_Provided records_
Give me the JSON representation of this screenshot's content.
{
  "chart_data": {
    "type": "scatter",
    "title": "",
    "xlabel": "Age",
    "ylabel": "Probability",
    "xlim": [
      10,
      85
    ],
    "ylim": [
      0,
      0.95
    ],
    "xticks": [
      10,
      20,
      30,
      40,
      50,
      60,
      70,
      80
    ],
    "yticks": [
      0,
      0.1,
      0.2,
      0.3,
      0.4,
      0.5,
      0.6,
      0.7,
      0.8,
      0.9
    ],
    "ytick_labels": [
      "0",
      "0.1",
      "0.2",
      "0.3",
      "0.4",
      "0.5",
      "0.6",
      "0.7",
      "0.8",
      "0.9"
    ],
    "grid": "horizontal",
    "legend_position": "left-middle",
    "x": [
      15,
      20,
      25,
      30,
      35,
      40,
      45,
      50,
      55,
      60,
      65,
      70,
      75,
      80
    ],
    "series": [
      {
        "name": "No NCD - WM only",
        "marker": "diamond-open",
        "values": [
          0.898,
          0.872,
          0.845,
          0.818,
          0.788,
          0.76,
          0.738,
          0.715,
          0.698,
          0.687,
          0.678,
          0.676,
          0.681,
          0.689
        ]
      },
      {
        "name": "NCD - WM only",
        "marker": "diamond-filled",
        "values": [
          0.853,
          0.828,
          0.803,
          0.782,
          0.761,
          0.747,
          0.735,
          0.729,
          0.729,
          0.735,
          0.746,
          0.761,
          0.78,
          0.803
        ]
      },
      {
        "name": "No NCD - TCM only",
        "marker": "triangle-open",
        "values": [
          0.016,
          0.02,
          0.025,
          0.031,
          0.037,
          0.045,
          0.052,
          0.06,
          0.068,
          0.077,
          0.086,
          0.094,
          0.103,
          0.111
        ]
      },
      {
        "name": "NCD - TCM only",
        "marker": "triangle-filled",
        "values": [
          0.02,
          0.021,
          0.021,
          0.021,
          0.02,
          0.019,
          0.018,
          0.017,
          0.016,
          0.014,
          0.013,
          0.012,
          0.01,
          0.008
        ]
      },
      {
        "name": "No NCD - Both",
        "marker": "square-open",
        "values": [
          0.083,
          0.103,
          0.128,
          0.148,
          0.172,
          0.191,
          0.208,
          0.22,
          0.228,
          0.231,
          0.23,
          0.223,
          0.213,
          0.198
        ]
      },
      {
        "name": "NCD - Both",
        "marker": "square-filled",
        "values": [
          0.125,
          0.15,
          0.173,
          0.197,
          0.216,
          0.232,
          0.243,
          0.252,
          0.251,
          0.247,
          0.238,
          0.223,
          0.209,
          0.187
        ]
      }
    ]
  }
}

_Written problem_
Every record shown above should be written out again exactly.

_Result for this exercise_
Give me the JSON representation of this screenshot's content.
{
  "chart_data": {
    "type": "scatter",
    "title": "",
    "xlabel": "Age",
    "ylabel": "Probability",
    "xlim": [
      10,
      85
    ],
    "ylim": [
      0,
      0.95
    ],
    "xticks": [
      10,
      20,
      30,
      40,
      50,
      60,
      70,
      80
    ],
    "yticks": [
      0,
      0.1,
      0.2,
      0.3,
      0.4,
      0.5,
      0.6,
      0.7,
      0.8,
      0.9
    ],
    "ytick_labels": [
      "0",
      "0.1",
      "0.2",
      "0.3",
      "0.4",
      "0.5",
      "0.6",
      "0.7",
      "0.8",
      "0.9"
    ],
    "grid": "horizontal",
    "legend_position": "left-middle",
    "x": [
      15,
      20,
      25,
      30,
      35,
      40,
      45,
      50,
      55,
      60,
      65,
      70,
      75,
      80
    ],
    "series": [
      {
        "name": "No NCD - WM only",
        "marker": "diamond-open",
        "values": [
          0.898,
          0.872,
          0.845,
          0.818,
          0.788,
          0.76,
          0.738,
          0.715,
          0.698,
          0.687,
          0.678,
          0.676,
          0.681,
          0.689
        ]
      },
      {
        "name": "NCD - WM only",
        "marker": "diamond-filled",
        "values": [
          0.853,
          0.828,
          0.803,
          0.782,
          0.761,
          0.747,
          0.735,
          0.729,
          0.729,
          0.735,
          0.746,
          0.761,
          0.78,
          0.803
        ]
      },
      {
        "name": "No NCD - TCM only",
        "marker": "triangle-open",
        "values": [
          0.016,
          0.02,
          0.025,
          0.031,
          0.037,
          0.045,
          0.052,
          0.06,
          0.068,
          0.077,
          0.086,
          0.094,
          0.103,
          0.111
        ]
      },
      {
        "name": "NCD - TCM only",
        "marker": "triangle-filled",
        "values": [
          0.02,
          0.021,
          0.021,
          0.021,
          0.02,
          0.019,
          0.018,
          0.017,
          0.016,
          0.014,
          0.013,
          0.012,
          0.01,
          0.008
        ]
      },
      {
        "name": "No NCD - Both",
        "marker": "square-open",
        "values": [
          0.083,
          0.103,
          0.128,
          0.148,
          0.172,
          0.191,
          0.208,
          0.22,
          0.228,
          0.231,
          0.23,
          0.223,
          0.213,
          0.198
        ]
      },
      {
        "name": "NCD - Both",
        "marker": "square-filled",
        "values": [
          0.125,
          0.15,
          0.173,
          0.197,
          0.216,
          0.232,
          0.243,
          0.252,
          0.251,
          0.247,
          0.238,
          0.223,
          0.209,
          0.187
        ]
      }
    ]
  }
}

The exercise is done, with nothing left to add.